[Rows from a figure dataset]
** Start **

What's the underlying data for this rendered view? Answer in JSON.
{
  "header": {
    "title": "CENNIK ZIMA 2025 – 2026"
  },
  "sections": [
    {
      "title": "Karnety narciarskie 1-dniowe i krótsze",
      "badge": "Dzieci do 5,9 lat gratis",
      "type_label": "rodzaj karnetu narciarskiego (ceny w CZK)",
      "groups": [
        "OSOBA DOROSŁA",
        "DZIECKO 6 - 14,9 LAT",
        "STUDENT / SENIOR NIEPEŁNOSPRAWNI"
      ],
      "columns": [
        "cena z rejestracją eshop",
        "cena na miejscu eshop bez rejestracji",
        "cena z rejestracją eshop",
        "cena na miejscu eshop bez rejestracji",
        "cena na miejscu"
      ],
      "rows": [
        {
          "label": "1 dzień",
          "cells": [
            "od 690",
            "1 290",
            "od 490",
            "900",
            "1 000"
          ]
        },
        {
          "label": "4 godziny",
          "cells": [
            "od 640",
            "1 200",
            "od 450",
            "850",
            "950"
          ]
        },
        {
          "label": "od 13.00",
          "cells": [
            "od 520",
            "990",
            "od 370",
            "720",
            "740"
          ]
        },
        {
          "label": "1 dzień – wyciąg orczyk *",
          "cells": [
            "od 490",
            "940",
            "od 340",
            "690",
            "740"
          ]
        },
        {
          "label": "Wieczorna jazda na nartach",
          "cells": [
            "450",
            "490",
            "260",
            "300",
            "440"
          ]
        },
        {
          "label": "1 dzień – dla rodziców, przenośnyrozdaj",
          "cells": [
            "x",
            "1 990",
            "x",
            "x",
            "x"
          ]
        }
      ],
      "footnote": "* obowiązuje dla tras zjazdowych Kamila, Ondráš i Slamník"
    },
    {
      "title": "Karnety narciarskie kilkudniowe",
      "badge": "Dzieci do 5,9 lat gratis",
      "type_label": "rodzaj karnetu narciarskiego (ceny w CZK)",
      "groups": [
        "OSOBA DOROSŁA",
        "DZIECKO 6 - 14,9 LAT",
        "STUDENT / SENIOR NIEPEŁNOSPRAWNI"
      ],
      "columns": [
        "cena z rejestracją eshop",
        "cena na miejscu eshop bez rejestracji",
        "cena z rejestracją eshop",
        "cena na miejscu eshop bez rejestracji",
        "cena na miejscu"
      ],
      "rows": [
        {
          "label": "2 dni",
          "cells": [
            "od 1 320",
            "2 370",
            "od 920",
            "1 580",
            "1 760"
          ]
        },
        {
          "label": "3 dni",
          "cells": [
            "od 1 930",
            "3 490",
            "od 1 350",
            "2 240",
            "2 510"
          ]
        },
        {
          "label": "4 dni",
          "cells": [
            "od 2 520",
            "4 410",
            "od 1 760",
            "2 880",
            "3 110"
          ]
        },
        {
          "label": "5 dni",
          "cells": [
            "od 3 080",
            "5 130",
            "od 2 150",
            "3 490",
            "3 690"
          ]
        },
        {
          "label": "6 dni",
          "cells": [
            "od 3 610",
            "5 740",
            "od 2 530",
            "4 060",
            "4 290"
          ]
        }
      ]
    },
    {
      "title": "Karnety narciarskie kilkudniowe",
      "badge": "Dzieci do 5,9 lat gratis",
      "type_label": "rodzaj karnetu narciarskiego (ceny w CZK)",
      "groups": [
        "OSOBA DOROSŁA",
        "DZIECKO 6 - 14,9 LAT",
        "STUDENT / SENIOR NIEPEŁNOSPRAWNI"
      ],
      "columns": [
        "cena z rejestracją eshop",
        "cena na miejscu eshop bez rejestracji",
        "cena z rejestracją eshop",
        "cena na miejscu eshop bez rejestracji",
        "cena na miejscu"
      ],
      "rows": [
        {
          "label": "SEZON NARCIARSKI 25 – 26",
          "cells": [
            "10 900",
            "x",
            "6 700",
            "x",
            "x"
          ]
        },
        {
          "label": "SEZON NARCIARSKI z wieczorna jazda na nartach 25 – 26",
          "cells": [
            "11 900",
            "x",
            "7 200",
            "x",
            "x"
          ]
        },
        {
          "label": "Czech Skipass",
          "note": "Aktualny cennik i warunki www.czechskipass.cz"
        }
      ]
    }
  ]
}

** End **
** Start **

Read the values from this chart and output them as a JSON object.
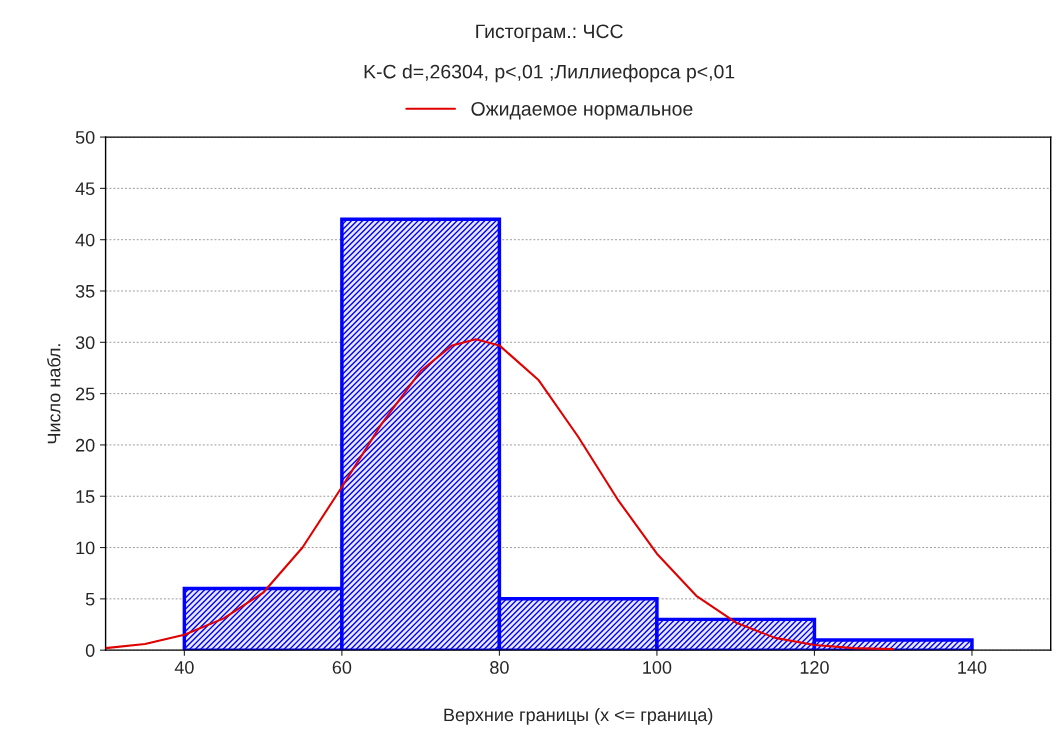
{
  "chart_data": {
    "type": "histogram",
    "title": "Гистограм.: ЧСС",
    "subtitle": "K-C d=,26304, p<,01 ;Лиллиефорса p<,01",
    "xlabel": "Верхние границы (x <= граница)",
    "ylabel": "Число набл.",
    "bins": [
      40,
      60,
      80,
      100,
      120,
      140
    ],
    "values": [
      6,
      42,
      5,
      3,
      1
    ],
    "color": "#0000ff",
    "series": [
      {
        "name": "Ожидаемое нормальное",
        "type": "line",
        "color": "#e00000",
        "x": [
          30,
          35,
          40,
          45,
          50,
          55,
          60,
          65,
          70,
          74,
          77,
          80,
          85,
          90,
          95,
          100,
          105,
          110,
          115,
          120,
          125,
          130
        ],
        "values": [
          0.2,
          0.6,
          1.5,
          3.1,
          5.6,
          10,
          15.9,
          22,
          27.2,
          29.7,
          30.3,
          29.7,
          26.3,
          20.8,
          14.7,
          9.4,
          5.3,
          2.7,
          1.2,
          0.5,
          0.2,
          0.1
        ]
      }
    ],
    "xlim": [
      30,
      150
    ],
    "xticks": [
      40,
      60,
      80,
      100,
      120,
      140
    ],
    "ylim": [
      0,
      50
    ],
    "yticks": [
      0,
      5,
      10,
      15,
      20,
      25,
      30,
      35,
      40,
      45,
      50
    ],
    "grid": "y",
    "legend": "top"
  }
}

** End **

**Written problem:** Report back each line of the entries that holds the string "values".

**The solution:**
Read the values from this chart and output them as a JSON object.
    "values": [
        "values": [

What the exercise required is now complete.